Find the line with "Convert this screenshot" in the data below. Repeat it and every line after it up to the end, exactly, but drop the pictures.

• • • • •

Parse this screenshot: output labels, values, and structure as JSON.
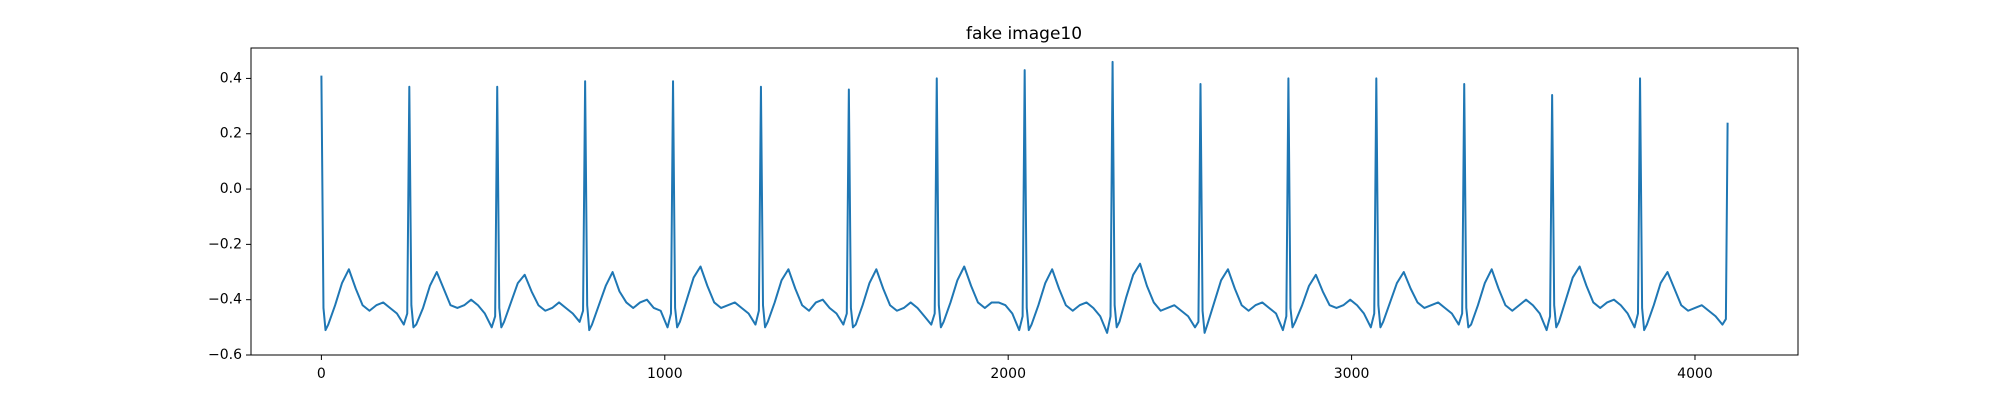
{
  "chart_data": {
    "type": "line",
    "title": "fake image10",
    "x": [
      0,
      6,
      12,
      20,
      40,
      60,
      80,
      100,
      120,
      140,
      160,
      180,
      200,
      220,
      240,
      250,
      256,
      262,
      268,
      276,
      296,
      316,
      336,
      356,
      376,
      396,
      416,
      436,
      456,
      476,
      496,
      506,
      512,
      518,
      524,
      532,
      552,
      572,
      592,
      612,
      632,
      652,
      672,
      692,
      712,
      732,
      752,
      762,
      768,
      774,
      780,
      788,
      808,
      828,
      848,
      868,
      888,
      908,
      928,
      948,
      968,
      988,
      1008,
      1018,
      1024,
      1030,
      1036,
      1044,
      1064,
      1084,
      1104,
      1124,
      1144,
      1164,
      1184,
      1204,
      1224,
      1244,
      1264,
      1274,
      1280,
      1286,
      1292,
      1300,
      1320,
      1340,
      1360,
      1380,
      1400,
      1420,
      1440,
      1460,
      1480,
      1500,
      1520,
      1530,
      1536,
      1542,
      1548,
      1556,
      1576,
      1596,
      1616,
      1636,
      1656,
      1676,
      1696,
      1716,
      1736,
      1756,
      1776,
      1786,
      1792,
      1798,
      1804,
      1812,
      1832,
      1852,
      1872,
      1892,
      1912,
      1932,
      1952,
      1972,
      1992,
      2012,
      2032,
      2042,
      2048,
      2054,
      2060,
      2068,
      2088,
      2108,
      2128,
      2148,
      2168,
      2188,
      2208,
      2228,
      2248,
      2268,
      2288,
      2298,
      2304,
      2310,
      2316,
      2324,
      2344,
      2364,
      2384,
      2404,
      2424,
      2444,
      2464,
      2484,
      2504,
      2524,
      2544,
      2554,
      2560,
      2566,
      2572,
      2580,
      2600,
      2620,
      2640,
      2660,
      2680,
      2700,
      2720,
      2740,
      2760,
      2780,
      2800,
      2810,
      2816,
      2822,
      2828,
      2836,
      2856,
      2876,
      2896,
      2916,
      2936,
      2956,
      2976,
      2996,
      3016,
      3036,
      3056,
      3066,
      3072,
      3078,
      3084,
      3092,
      3112,
      3132,
      3152,
      3172,
      3192,
      3212,
      3232,
      3252,
      3272,
      3292,
      3312,
      3322,
      3328,
      3334,
      3340,
      3348,
      3368,
      3388,
      3408,
      3428,
      3448,
      3468,
      3488,
      3508,
      3528,
      3548,
      3568,
      3578,
      3584,
      3590,
      3596,
      3604,
      3624,
      3644,
      3664,
      3684,
      3704,
      3724,
      3744,
      3764,
      3784,
      3804,
      3824,
      3834,
      3840,
      3846,
      3852,
      3860,
      3880,
      3900,
      3920,
      3940,
      3960,
      3980,
      4000,
      4020,
      4040,
      4060,
      4080,
      4090,
      4095
    ],
    "series": [
      {
        "color": "#1f77b4",
        "values": [
          0.41,
          -0.43,
          -0.51,
          -0.49,
          -0.42,
          -0.34,
          -0.29,
          -0.36,
          -0.42,
          -0.44,
          -0.42,
          -0.41,
          -0.43,
          -0.45,
          -0.49,
          -0.45,
          0.37,
          -0.42,
          -0.5,
          -0.49,
          -0.43,
          -0.35,
          -0.3,
          -0.36,
          -0.42,
          -0.43,
          -0.42,
          -0.4,
          -0.42,
          -0.45,
          -0.5,
          -0.46,
          0.37,
          -0.43,
          -0.5,
          -0.48,
          -0.41,
          -0.34,
          -0.31,
          -0.37,
          -0.42,
          -0.44,
          -0.43,
          -0.41,
          -0.43,
          -0.45,
          -0.48,
          -0.44,
          0.39,
          -0.42,
          -0.51,
          -0.49,
          -0.42,
          -0.35,
          -0.3,
          -0.37,
          -0.41,
          -0.43,
          -0.41,
          -0.4,
          -0.43,
          -0.44,
          -0.5,
          -0.45,
          0.39,
          -0.43,
          -0.5,
          -0.48,
          -0.4,
          -0.32,
          -0.28,
          -0.35,
          -0.41,
          -0.43,
          -0.42,
          -0.41,
          -0.43,
          -0.45,
          -0.49,
          -0.44,
          0.37,
          -0.42,
          -0.5,
          -0.48,
          -0.41,
          -0.33,
          -0.29,
          -0.36,
          -0.42,
          -0.44,
          -0.41,
          -0.4,
          -0.43,
          -0.45,
          -0.49,
          -0.45,
          0.36,
          -0.43,
          -0.5,
          -0.49,
          -0.42,
          -0.34,
          -0.29,
          -0.36,
          -0.42,
          -0.44,
          -0.43,
          -0.41,
          -0.43,
          -0.46,
          -0.49,
          -0.45,
          0.4,
          -0.42,
          -0.5,
          -0.48,
          -0.41,
          -0.33,
          -0.28,
          -0.35,
          -0.41,
          -0.43,
          -0.41,
          -0.41,
          -0.42,
          -0.45,
          -0.51,
          -0.46,
          0.43,
          -0.43,
          -0.51,
          -0.49,
          -0.42,
          -0.34,
          -0.29,
          -0.36,
          -0.42,
          -0.44,
          -0.42,
          -0.41,
          -0.43,
          -0.46,
          -0.52,
          -0.46,
          0.46,
          -0.42,
          -0.5,
          -0.48,
          -0.39,
          -0.31,
          -0.27,
          -0.35,
          -0.41,
          -0.44,
          -0.43,
          -0.42,
          -0.44,
          -0.46,
          -0.5,
          -0.48,
          0.38,
          -0.44,
          -0.52,
          -0.49,
          -0.41,
          -0.33,
          -0.29,
          -0.36,
          -0.42,
          -0.44,
          -0.42,
          -0.41,
          -0.43,
          -0.45,
          -0.51,
          -0.46,
          0.4,
          -0.43,
          -0.5,
          -0.48,
          -0.42,
          -0.35,
          -0.31,
          -0.37,
          -0.42,
          -0.43,
          -0.42,
          -0.4,
          -0.42,
          -0.45,
          -0.5,
          -0.45,
          0.4,
          -0.42,
          -0.5,
          -0.48,
          -0.41,
          -0.34,
          -0.3,
          -0.36,
          -0.41,
          -0.43,
          -0.42,
          -0.41,
          -0.43,
          -0.45,
          -0.49,
          -0.45,
          0.38,
          -0.43,
          -0.5,
          -0.49,
          -0.42,
          -0.34,
          -0.29,
          -0.36,
          -0.42,
          -0.44,
          -0.42,
          -0.4,
          -0.42,
          -0.45,
          -0.51,
          -0.46,
          0.34,
          -0.42,
          -0.5,
          -0.48,
          -0.4,
          -0.32,
          -0.28,
          -0.35,
          -0.41,
          -0.43,
          -0.41,
          -0.4,
          -0.42,
          -0.45,
          -0.5,
          -0.45,
          0.4,
          -0.43,
          -0.51,
          -0.49,
          -0.42,
          -0.34,
          -0.3,
          -0.36,
          -0.42,
          -0.44,
          -0.43,
          -0.42,
          -0.44,
          -0.46,
          -0.49,
          -0.47,
          0.24
        ]
      }
    ],
    "xlim": [
      -205,
      4300
    ],
    "ylim": [
      -0.6,
      0.51
    ],
    "xticks": [
      0,
      1000,
      2000,
      3000,
      4000
    ],
    "yticks": [
      {
        "value": -0.6,
        "label": "−0.6"
      },
      {
        "value": -0.4,
        "label": "−0.4"
      },
      {
        "value": -0.2,
        "label": "−0.2"
      },
      {
        "value": 0,
        "label": "0.0"
      },
      0.2,
      0.4
    ],
    "grid": false
  }
}
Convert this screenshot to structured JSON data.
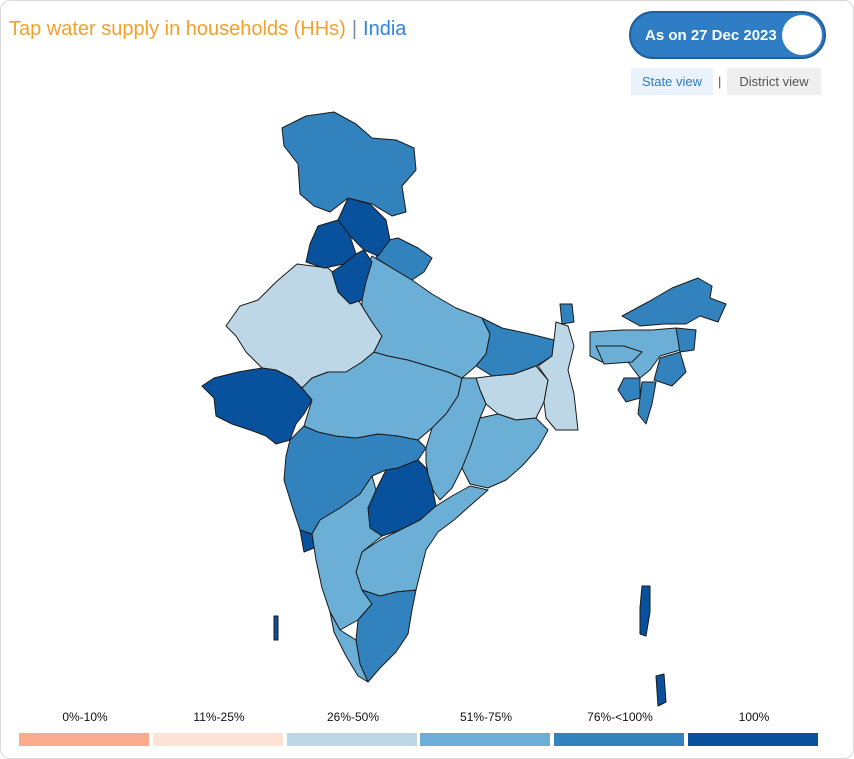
{
  "header": {
    "title": "Tap water supply in households (HHs)",
    "separator": "|",
    "region": "India"
  },
  "date_toggle": {
    "label": "As on 27 Dec 2023"
  },
  "view_switch": {
    "state_label": "State view",
    "separator": "|",
    "district_label": "District view",
    "active": "State view"
  },
  "legend": [
    {
      "label": "0%-10%",
      "color": "#f9ab8c"
    },
    {
      "label": "11%-25%",
      "color": "#fde2d6"
    },
    {
      "label": "26%-50%",
      "color": "#bdd7e7"
    },
    {
      "label": "51%-75%",
      "color": "#6baed6"
    },
    {
      "label": "76%-<100%",
      "color": "#3182bd"
    },
    {
      "label": "100%",
      "color": "#08519c"
    }
  ],
  "map": {
    "type": "choropleth",
    "colors": {
      "band_26_50": "#bdd7e7",
      "band_51_75": "#6baed6",
      "band_76_99": "#3182bd",
      "band_100": "#08519c"
    }
  }
}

• • • • •

• **WORKED ANSWER**
Convert this screenshot to structured JSON data.
{
  "header": {
    "title": "Tap water supply in households (HHs)",
    "separator": "|",
    "region": "India"
  },
  "date_toggle": {
    "label": "As on 27 Dec 2023"
  },
  "view_switch": {
    "state_label": "State view",
    "separator": "|",
    "district_label": "District view",
    "active": "State view"
  },
  "legend": [
    {
      "label": "0%-10%",
      "color": "#f9ab8c"
    },
    {
      "label": "11%-25%",
      "color": "#fde2d6"
    },
    {
      "label": "26%-50%",
      "color": "#bdd7e7"
    },
    {
      "label": "51%-75%",
      "color": "#6baed6"
    },
    {
      "label": "76%-<100%",
      "color": "#3182bd"
    },
    {
      "label": "100%",
      "color": "#08519c"
    }
  ],
  "map": {
    "type": "choropleth",
    "colors": {
      "band_26_50": "#bdd7e7",
      "band_51_75": "#6baed6",
      "band_76_99": "#3182bd",
      "band_100": "#08519c"
    }
  }
}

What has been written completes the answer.